■ **Excerpt from a dataset**:
::::::

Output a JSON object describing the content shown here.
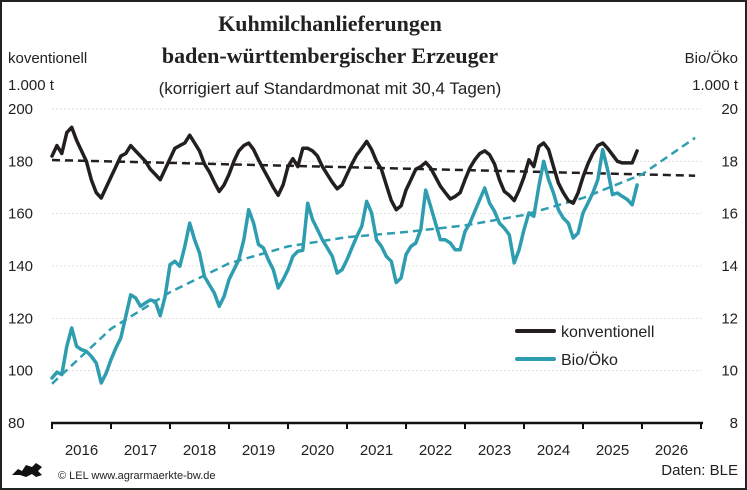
{
  "chart_data": {
    "type": "line",
    "title": "Kuhmilchanlieferungen",
    "title_line2": "baden-württembergischer Erzeuger",
    "subtitle": "(korrigiert auf Standardmonat mit 30,4 Tagen)",
    "left_axis": {
      "series_label": "koventionell",
      "unit": "1.000 t",
      "ylim": [
        80,
        200
      ],
      "ticks": [
        "200",
        "180",
        "160",
        "140",
        "120",
        "100",
        "80"
      ]
    },
    "right_axis": {
      "series_label": "Bio/Öko",
      "unit": "1.000 t",
      "ylim": [
        8,
        20
      ],
      "ticks": [
        "20",
        "18",
        "16",
        "14",
        "12",
        "10",
        "8"
      ]
    },
    "x_ticks": [
      "2016",
      "2017",
      "2018",
      "2019",
      "2020",
      "2021",
      "2022",
      "2023",
      "2024",
      "2025",
      "2026"
    ],
    "xlim": [
      2016,
      2027
    ],
    "grid": "horizontal dotted",
    "legend": {
      "position": "bottom-right",
      "entries": [
        "konventionell",
        "Bio/Öko"
      ]
    },
    "start_month": "2016-01",
    "series": [
      {
        "name": "konventionell",
        "axis": "left",
        "color": "#231f20",
        "values": [
          182,
          186,
          183,
          191,
          193,
          188,
          184,
          180,
          173,
          168,
          166,
          170,
          174,
          178,
          182,
          183,
          186,
          184,
          182,
          180,
          177,
          175,
          173,
          177,
          181,
          185,
          186,
          187,
          190,
          187,
          184,
          179,
          176,
          172,
          168.5,
          171,
          175,
          180,
          184,
          186,
          187,
          184.5,
          180.6,
          177,
          173.6,
          170,
          167,
          171,
          178,
          181,
          178,
          185,
          185,
          184,
          182,
          178,
          175,
          172,
          169.5,
          171,
          175,
          179,
          182.5,
          185,
          187.6,
          184.5,
          180,
          177,
          171,
          165,
          161.5,
          163,
          169,
          173,
          177,
          178,
          179.6,
          177.5,
          174,
          170.5,
          168,
          165.6,
          166.6,
          168,
          173,
          177.5,
          180.6,
          183,
          184,
          182.5,
          179,
          173,
          168.5,
          167,
          165,
          169,
          174,
          180.6,
          178,
          185.7,
          187,
          184.5,
          178,
          171.7,
          168,
          165,
          164,
          168,
          174,
          179,
          183,
          186,
          187,
          185,
          182.5,
          180,
          179.4,
          179.4,
          179.4,
          184
        ]
      },
      {
        "name": "Bio/Öko",
        "axis": "right",
        "color": "#2f9db0",
        "values": [
          9.72,
          9.94,
          9.85,
          10.93,
          11.63,
          10.93,
          10.8,
          10.74,
          10.55,
          10.29,
          9.53,
          9.9,
          10.42,
          10.87,
          11.25,
          12.08,
          12.9,
          12.78,
          12.46,
          12.59,
          12.7,
          12.65,
          12.1,
          12.84,
          14.05,
          14.18,
          13.99,
          14.75,
          15.64,
          15.0,
          14.5,
          13.6,
          13.29,
          12.97,
          12.46,
          12.84,
          13.48,
          13.86,
          14.24,
          15.0,
          16.15,
          15.64,
          14.82,
          14.69,
          14.24,
          13.86,
          13.16,
          13.48,
          13.86,
          14.37,
          14.56,
          14.6,
          16.4,
          15.77,
          15.39,
          15.0,
          14.69,
          14.37,
          13.73,
          13.86,
          14.24,
          14.69,
          15.13,
          15.52,
          16.47,
          16.03,
          15.0,
          14.75,
          14.37,
          14.18,
          13.37,
          13.54,
          14.43,
          14.75,
          14.88,
          15.4,
          16.9,
          16.28,
          15.64,
          15.0,
          15.0,
          14.88,
          14.62,
          14.62,
          15.32,
          15.64,
          16.09,
          16.54,
          16.98,
          16.4,
          16.09,
          15.64,
          15.45,
          15.19,
          14.12,
          14.62,
          15.39,
          16.03,
          15.9,
          17.04,
          18.0,
          17.3,
          16.79,
          16.15,
          15.83,
          15.64,
          15.07,
          15.26,
          16.03,
          16.4,
          16.79,
          17.3,
          18.45,
          17.68,
          16.73,
          16.79,
          16.66,
          16.54,
          16.34,
          17.1
        ]
      },
      {
        "name": "Trend konventionell",
        "axis": "left",
        "color": "#231f20",
        "dashed": true,
        "points": [
          [
            2016,
            180.5
          ],
          [
            2026.9,
            174.5
          ]
        ]
      },
      {
        "name": "Trend Bio/Öko",
        "axis": "right",
        "color": "#2f9db0",
        "dashed": true,
        "points": [
          [
            2016,
            9.5
          ],
          [
            2017,
            11.6
          ],
          [
            2018,
            13.0
          ],
          [
            2019,
            14.1
          ],
          [
            2020,
            14.75
          ],
          [
            2021,
            15.1
          ],
          [
            2022,
            15.3
          ],
          [
            2023,
            15.55
          ],
          [
            2024,
            15.95
          ],
          [
            2025,
            16.6
          ],
          [
            2026,
            17.5
          ],
          [
            2026.9,
            18.9
          ]
        ]
      }
    ]
  },
  "footer": {
    "copyright": "© LEL www.agrarmaerkte-bw.de",
    "source": "Daten: BLE",
    "logo_icon": "lion-logo-icon"
  }
}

::::::

■ **What you should do**: Make a tally of the lines in this data that include the string "konventionell", and answer with that tally alone.

■ **Reply to the task**: 3